◆ Text to read:
------------------------------------------------------------

PNUTS (Platform for Nimble Universal Table Storage), internally called Sherpa, is a Yahoo! project for big table-like distributed storage. It is currently a research project. Its goals are high availability, auto-sharding, multi-data center replication, and failover, similar to BigTable, Cassandra, and others.

PostgreSQL

PostgreSQL is probably the oldest open source, object/relational database systems. It is an ANSI-compliant SQL database that supports replication and other production-level features. Databases have been reported in the terabyte range. PostgreSQL provides a modular, customizable architecture, though that same feature has been criticized for making deployments complex.

QD Technology

QD Technology is a company that provides a “quick response” database, which is an RDBMS that copies and compresses a production database so that it can be stored and queried on another computer, say a laptop. It is apparently a columnar database, so it is occasionally mentioned in articles about these things.

RDDB

RDDB is a REST-ful Ruby Database that provides a document-oriented functionality for Ruby applications. It is a new, alpha-stage project.

Redis

Redis is a persistent key/value database written in C, analogous to Tokyo Cabinet/Tyrant and MemcacheDB. It is reportedly “blazingly fast”: 110,000 “SETs” per second and 81,000 “GETs” per second on commodity Linux hardware. Redis is currently shipping version 1.2.0 and is available under the New BSD license. Sharding is supported only as a client-side option. Replication is also not supported. Reportedly, clustering is one of the next priorities. Retwis is a project using Twitter and Redis. Retwis-RB is a Twitter clone using Ruby, Sinatra, and Redis. Redis was 1 year old on 2/25/2010.

Relational Database AMI

A Relational Database AMI is a popular, pre-packaged database offered by Amazon Web Services (AWS) as an Amazon Machine Image (AMI). Users can choose between various versions of DB2, Oracle, MySQL, SQL Server, PostgreSQL, and Sybase. Vertica is offered as a service. Essentially, these are the same as regular databases but deployed in Amazon’s cloud. The user assumes all DB administration tasks.

Relational Data Service (RDS)

Relational Data Service (RDS) is a full-featured version of the MySQL relational database available within the Amazon Web Services (AWS) portfolio. Five DB instance classes are available from “small” to “quadruple extra-large”. Each instance class can support storage up to 1 TB. Price is based instance class on actual usage of storage, I/Os, and data transferred in and out of RDS. Although automatic backups are performed, RDS databases currently have no redundancy, failover, or high-availability capabilities. Amazon is planning to provide a high availability offering in the future.

------------------------------------------------------------

◆ Things to do:
a) According to the text on database systems, how many SETs per second can Redis reportedly handle on commodity Linux hardware?
b) Pick up the text on database systems after its final sentence and continue writing it.

◆ Provided data:
------------------------------------------------------------

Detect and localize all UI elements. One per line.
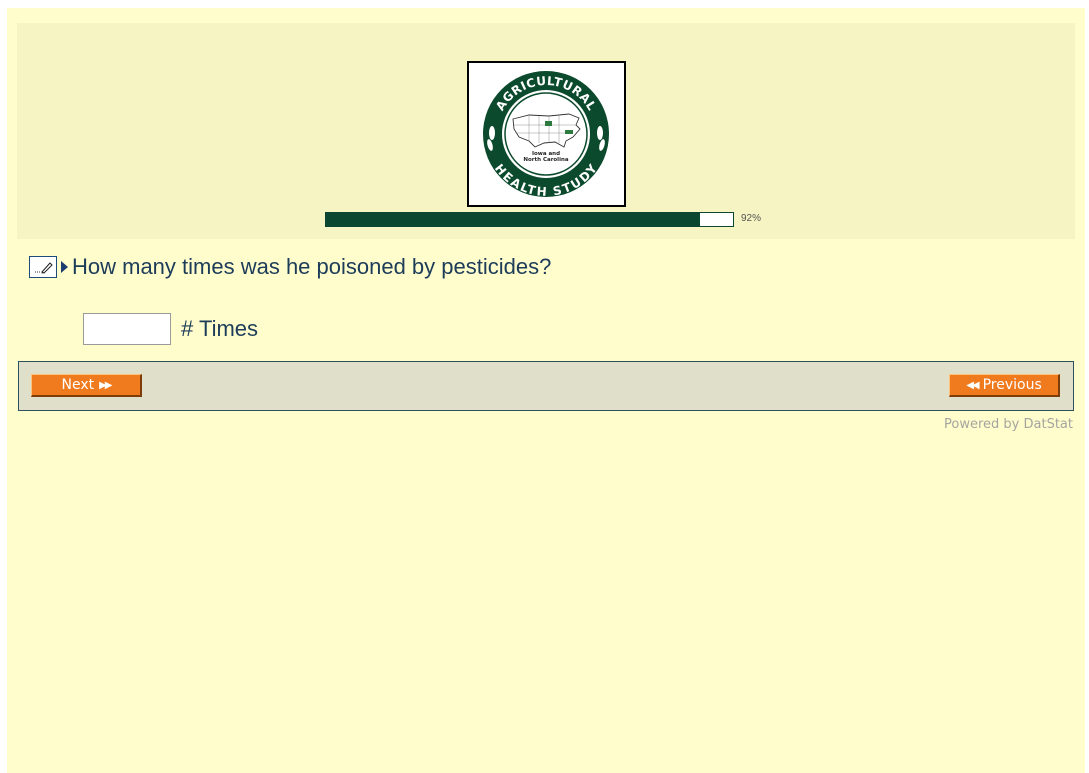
times-input[interactable] <box>83 313 171 345</box>
previous-button-label: Previous <box>982 377 1042 393</box>
question-text: How many times was he poisoned by pestic… <box>72 254 552 279</box>
next-button[interactable]: Next ▶▶ <box>31 374 142 397</box>
survey-header: AGRICULTURAL HEALTH STUDY Iowa and North… <box>17 23 1075 239</box>
double-chevron-right-icon: ▶▶ <box>99 379 112 391</box>
powered-by-text: Powered by DatStat <box>944 417 1073 432</box>
study-logo: AGRICULTURAL HEALTH STUDY Iowa and North… <box>467 61 626 207</box>
next-button-label: Next <box>61 377 95 393</box>
double-chevron-left-icon: ◀◀ <box>966 379 979 391</box>
logo-center-text-2: North Carolina <box>523 157 568 163</box>
progress-fill <box>326 213 701 226</box>
survey-page: AGRICULTURAL HEALTH STUDY Iowa and North… <box>7 8 1085 773</box>
answer-row: # Times <box>83 313 258 345</box>
times-unit-label: # Times <box>181 316 259 341</box>
previous-button[interactable]: ◀◀ Previous <box>949 374 1060 397</box>
edit-pencil-icon[interactable] <box>29 256 57 278</box>
study-seal: AGRICULTURAL HEALTH STUDY Iowa and North… <box>483 71 609 199</box>
navigation-bar: Next ▶▶ ◀◀ Previous <box>18 361 1074 411</box>
question-arrow-icon <box>61 261 68 273</box>
progress-bar <box>325 212 734 227</box>
question-row: How many times was he poisoned by pestic… <box>29 254 551 280</box>
progress-label: 92% <box>741 213 762 224</box>
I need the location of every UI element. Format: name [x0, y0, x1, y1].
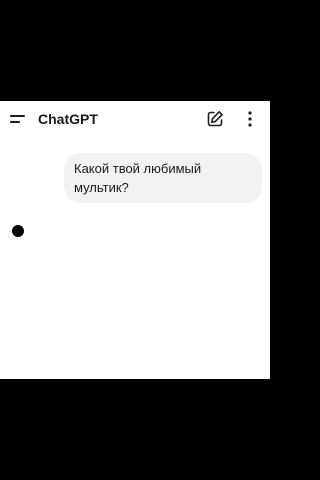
more-options-button[interactable]: [243, 109, 257, 129]
typing-indicator: [12, 225, 24, 237]
top-app-bar: ChatGPT: [0, 101, 270, 137]
menu-button[interactable]: [6, 109, 28, 129]
app-title: ChatGPT: [38, 111, 98, 127]
edit-icon: [207, 111, 223, 127]
user-message-bubble: Какой твой любимый мультик?: [64, 153, 262, 203]
new-chat-button[interactable]: [205, 109, 225, 129]
chat-screen: ChatGPT Какой твой любимый мультик?: [0, 101, 270, 379]
more-vertical-icon: [248, 111, 252, 127]
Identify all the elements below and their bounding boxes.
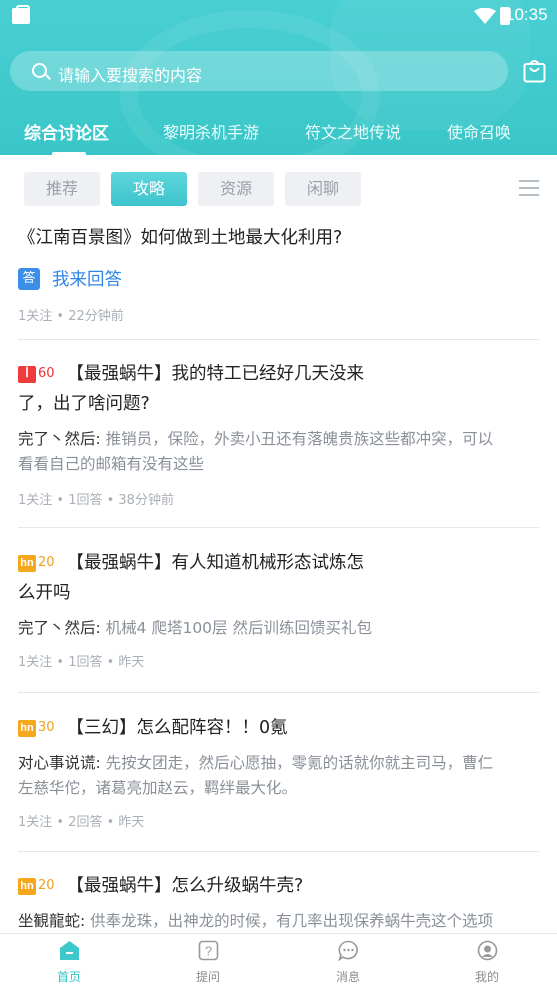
question-meta: 1关注 • 1回答 • 38分钟前 [18, 493, 174, 508]
question-title[interactable]: hn 30 【三幻】怎么配阵容！！0氪 [18, 713, 539, 743]
answer-preview[interactable]: 完了丶然后: 推销员，保险，外卖小丑还有落魄贵族这些都冲突，可以 [18, 427, 539, 452]
tab-dead-by-daylight-mobile[interactable]: 黎明杀机手游 [163, 119, 259, 143]
reward-badge-icon: hn [18, 878, 36, 895]
answer-button[interactable]: 答 我来回答 [18, 266, 539, 291]
wifi-icon [474, 8, 496, 24]
reward-points: 30 [38, 720, 55, 735]
divider [18, 851, 539, 852]
answer-user: 坐観龍蛇: [18, 912, 86, 930]
question-item[interactable]: ꟾ 60 【最强蜗牛】我的特工已经好几天没来 了，出了啥问题? 完了丶然后: 推销员… [18, 359, 539, 508]
answer-text: 先按女团走，然后心愿抽，零氪的话就你就主司马，曹仁 [105, 754, 494, 772]
nav-ask[interactable]: ? 提问 [168, 934, 248, 992]
home-icon [60, 941, 79, 960]
filter-recommended[interactable]: 推荐 [24, 172, 100, 206]
question-title-line1: 【三幻】怎么配阵容！！0氪 [66, 718, 288, 738]
reward-badge-icon: hn [18, 720, 36, 737]
nav-label: 消息 [335, 970, 360, 984]
menu-icon[interactable] [519, 180, 539, 198]
nav-profile[interactable]: 我的 [447, 934, 527, 992]
reward-badge-icon: hn [18, 555, 36, 572]
answer-text: 机械4 爬塔100层 然后训练回馈买礼包 [105, 619, 372, 637]
answer-preview[interactable]: 完了丶然后: 机械4 爬塔100层 然后训练回馈买礼包 [18, 616, 539, 641]
nav-label: 首页 [56, 970, 81, 984]
tab-legends-of-runeterra[interactable]: 符文之地传说 [305, 119, 401, 143]
category-tabs: 综合讨论区 黎明杀机手游 符文之地传说 使命召唤 [0, 112, 557, 155]
bottom-navigation: 首页 ? 提问 消息 我的 [0, 933, 557, 991]
question-title[interactable]: hn 20 【最强蜗牛】怎么升级蜗牛壳? [18, 871, 539, 901]
question-item[interactable]: 《江南百景图》如何做到土地最大化利用? 答 我来回答 1关注 • 22分钟前 [18, 223, 539, 324]
bag-notification-icon [12, 5, 30, 24]
answer-text: 推销员，保险，外卖小丑还有落魄贵族这些都冲突，可以 [105, 430, 494, 448]
question-title[interactable]: 《江南百景图》如何做到土地最大化利用? [18, 223, 539, 253]
nav-messages[interactable]: 消息 [308, 934, 388, 992]
question-feed: 《江南百景图》如何做到土地最大化利用? 答 我来回答 1关注 • 22分钟前 ꟾ… [0, 217, 557, 933]
answer-label: 我来回答 [52, 270, 122, 290]
search-icon [32, 63, 47, 78]
filter-chat[interactable]: 闲聊 [285, 172, 361, 206]
divider [18, 339, 539, 340]
reward-points: 60 [38, 366, 55, 381]
question-icon: ? [198, 940, 219, 961]
question-meta: 1关注 • 1回答 • 昨天 [18, 655, 145, 670]
question-item[interactable]: hn 20 【最强蜗牛】怎么升级蜗牛壳? 坐観龍蛇: 供奉龙珠，出神龙的时候，有几率… [18, 871, 539, 933]
question-title-line2: 了，出了啥问题? [18, 394, 150, 414]
nav-home[interactable]: 首页 [29, 934, 109, 992]
filter-resources[interactable]: 资源 [198, 172, 274, 206]
question-title[interactable]: hn 20 【最强蜗牛】有人知道机械形态试炼怎 [18, 548, 539, 578]
filter-bar: 推荐 攻略 资源 闲聊 [0, 155, 557, 217]
divider [18, 527, 539, 528]
reward-points: 20 [38, 878, 55, 893]
question-title-line1: 【最强蜗牛】怎么升级蜗牛壳? [66, 876, 304, 896]
answer-user: 完了丶然后: [18, 430, 101, 448]
answer-preview[interactable]: 坐観龍蛇: 供奉龙珠，出神龙的时候，有几率出现保养蜗牛壳这个选项 [18, 909, 539, 933]
tab-call-of-duty[interactable]: 使命召唤 [447, 119, 511, 143]
status-time: 10:35 [505, 5, 548, 24]
svg-text:?: ? [205, 944, 212, 959]
filter-guides[interactable]: 攻略 [111, 172, 187, 206]
shopping-bag-icon[interactable] [523, 58, 546, 83]
answer-user: 对心事说谎: [18, 754, 101, 772]
question-title-line1: 【最强蜗牛】我的特工已经好几天没来 [66, 364, 365, 384]
question-title[interactable]: ꟾ 60 【最强蜗牛】我的特工已经好几天没来 [18, 359, 539, 389]
answer-preview-line2: 左慈华佗，诸葛亮加赵云，羁绊最大化。 [18, 779, 298, 797]
header: 10:35 请输入要搜索的内容 综合讨论区 黎明杀机手游 符文之地传说 使命召唤 [0, 0, 557, 155]
nav-label: 我的 [474, 970, 499, 984]
status-bar: 10:35 [0, 0, 557, 32]
reward-points: 20 [38, 555, 55, 570]
message-icon [338, 940, 358, 961]
answer-preview[interactable]: 对心事说谎: 先按女团走，然后心愿抽，零氪的话就你就主司马，曹仁 [18, 751, 539, 776]
question-title-line1: 【最强蜗牛】有人知道机械形态试炼怎 [66, 553, 365, 573]
reward-badge-icon: ꟾ [18, 366, 36, 383]
answer-icon: 答 [18, 267, 40, 290]
answer-user: 完了丶然后: [18, 619, 101, 637]
question-item[interactable]: hn 20 【最强蜗牛】有人知道机械形态试炼怎 么开吗 完了丶然后: 机械4 爬塔1… [18, 548, 539, 670]
search-placeholder: 请输入要搜索的内容 [58, 66, 203, 85]
nav-label: 提问 [195, 970, 220, 984]
search-input[interactable]: 请输入要搜索的内容 [10, 51, 508, 91]
tab-general-discussion[interactable]: 综合讨论区 [24, 119, 109, 144]
divider [18, 692, 539, 693]
answer-preview-line2: 看看自己的邮箱有没有这些 [18, 455, 205, 473]
question-item[interactable]: hn 30 【三幻】怎么配阵容！！0氪 对心事说谎: 先按女团走，然后心愿抽，零氪的… [18, 713, 539, 830]
profile-icon [477, 940, 498, 961]
answer-text: 供奉龙珠，出神龙的时候，有几率出现保养蜗牛壳这个选项 [90, 912, 494, 930]
question-meta: 1关注 • 22分钟前 [18, 309, 124, 324]
question-title-line2: 么开吗 [18, 583, 71, 603]
question-meta: 1关注 • 2回答 • 昨天 [18, 815, 145, 830]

------------------------------------------------------------

◆ Written responses:
a) 110,000

b)
Ringo

Ringo is an experimental distributed key/value store modeled after Amazon’s Dynamo. It uses consistent hashing for elasticity and replication for availability. It is intended for immutable data. It is written in Erlang and is available under the BSD license.

Scalaris

Scalaris is a distributed key/value database initiated by Zuse Institute Berlin, written in Erlang. It uses Paxos for strong consistency during commits. It is open source under the Apache 2.0 license. Access is available via a web interface, Java, Erlang, or a JSON-based RPC. It is supported only on Linux variants. The backend can be switched to Tokyo Cabinet. It doesn’t seem to be widely used or very active at the moment.

Sesame

Sesame is an open source framework for storing and querying RDF data. It is available under a BSD-like license. Release 2.0 is shipping. It appears to sit above MySQL and does not add replication, sharding, or any other “big DB” features.

Terracotta

Terracotta is a “JVM persistence” database, allowing Java objects to be seamlessly saved to disk. It has been euphemistically called a “database killer” since it persists objects without a database backend. An open source version is available; a commercial enterprise version adds clustering, replication, fault-tolerance, and other features.

VPork

VPork is a utility for load-testing a distributed hash table (namely, project Voldemort). It is written in Java and launches a variable number of threads for reading, writing, and modifying hash table entries. It also uses Groovy.

VoltDB

VoltDB is a new OLTP RDBMS intended to allow horizontal scale-out. Michael Stonebraker is one of its co-founders. The project is currently in stealth mode, though an overview paper is available.

WebSphere eXtreme Scale

WebSphere eXtreme Scale was formerly WebSphere Extended Deployment Data Grid. This IBM product appears to be a commercial equivalent of Memcached. It provides distributed in-memory caching across a large number of computers, providing a caching grid with features such as automatic partitioning and replication.

[repost ]LevelDB – Fast And Lightweight Key/Value Database From The Authors Of MapReduce And BigTable

original:http://highscalability.com/blog/2011/8/10/leveldb-fast-and-lightweight-keyvalue-database-from-the-auth.html

LevelDB is an exciting new entrant into the pantheon of embedded databases, notable both for its pedigree, being authored by the makers of the now mythical Google MapReduce and BigTable products, and for its emphasis on efficient disk based random access using log-structured-merge (LSM) trees.

The plan is to keep LevelDB fairly low-level. The intention is that it will be a useful building block for higher-level storage systems. Basho is already investigating using LevelDB as one if its storage engines.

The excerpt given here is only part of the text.